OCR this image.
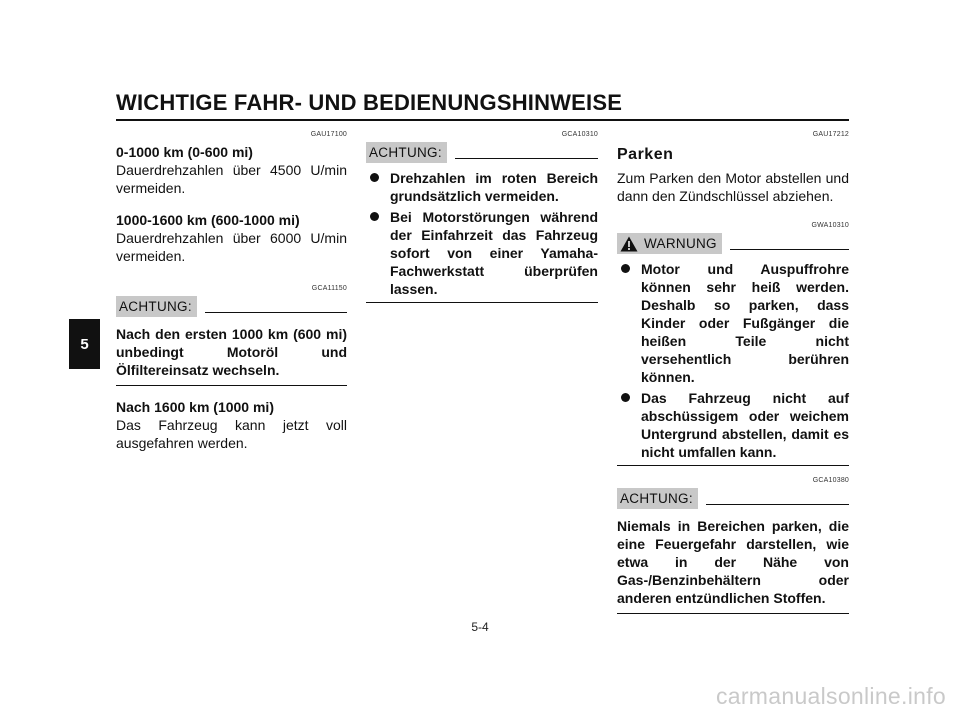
WICHTIGE FAHR- UND BEDIENUNGSHINWEISE
5
GAU17100
0-1000 km (0-600 mi)
Dauerdrehzahlen über 4500 U/min vermeiden.
1000-1600 km (600-1000 mi)
Dauerdrehzahlen über 6000 U/min vermeiden.
GCA11150
ACHTUNG:
Nach den ersten 1000 km (600 mi) unbedingt Motoröl und Ölfiltereinsatz wechseln.
Nach 1600 km (1000 mi)
Das Fahrzeug kann jetzt voll ausgefahren werden.
GCA10310
ACHTUNG:
Drehzahlen im roten Bereich grundsätzlich vermeiden.
Bei Motorstörungen während der Einfahrzeit das Fahrzeug sofort von einer Yamaha-Fachwerkstatt überprüfen lassen.
GAU17212
Parken
Zum Parken den Motor abstellen und dann den Zündschlüssel abziehen.
GWA10310
WARNUNG
Motor und Auspuffrohre können sehr heiß werden. Deshalb so parken, dass Kinder oder Fußgänger die heißen Teile nicht versehentlich berühren können.
Das Fahrzeug nicht auf abschüssigem oder weichem Untergrund abstellen, damit es nicht umfallen kann.
GCA10380
ACHTUNG:
Niemals in Bereichen parken, die eine Feuergefahr darstellen, wie etwa in der Nähe von Gas-/Benzinbehältern oder anderen entzündlichen Stoffen.
5-4
carmanualsonline.info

● ● ● ●

THE TASK:
Write the records out once more, exactly as they appear, with no pictures.

FULL RESPONSE:
OCR this image.
WICHTIGE FAHR- UND BEDIENUNGSHINWEISE
5
GAU17100
0-1000 km (0-600 mi)
Dauerdrehzahlen über 4500 U/min vermeiden.
1000-1600 km (600-1000 mi)
Dauerdrehzahlen über 6000 U/min vermeiden.
GCA11150
ACHTUNG:
Nach den ersten 1000 km (600 mi) unbedingt Motoröl und Ölfiltereinsatz wechseln.
Nach 1600 km (1000 mi)
Das Fahrzeug kann jetzt voll ausgefahren werden.
GCA10310
ACHTUNG:
Drehzahlen im roten Bereich grundsätzlich vermeiden.
Bei Motorstörungen während der Einfahrzeit das Fahrzeug sofort von einer Yamaha-Fachwerkstatt überprüfen lassen.
GAU17212
Parken
Zum Parken den Motor abstellen und dann den Zündschlüssel abziehen.
GWA10310
WARNUNG
Motor und Auspuffrohre können sehr heiß werden. Deshalb so parken, dass Kinder oder Fußgänger die heißen Teile nicht versehentlich berühren können.
Das Fahrzeug nicht auf abschüssigem oder weichem Untergrund abstellen, damit es nicht umfallen kann.
GCA10380
ACHTUNG:
Niemals in Bereichen parken, die eine Feuergefahr darstellen, wie etwa in der Nähe von Gas-/Benzinbehältern oder anderen entzündlichen Stoffen.
5-4
carmanualsonline.info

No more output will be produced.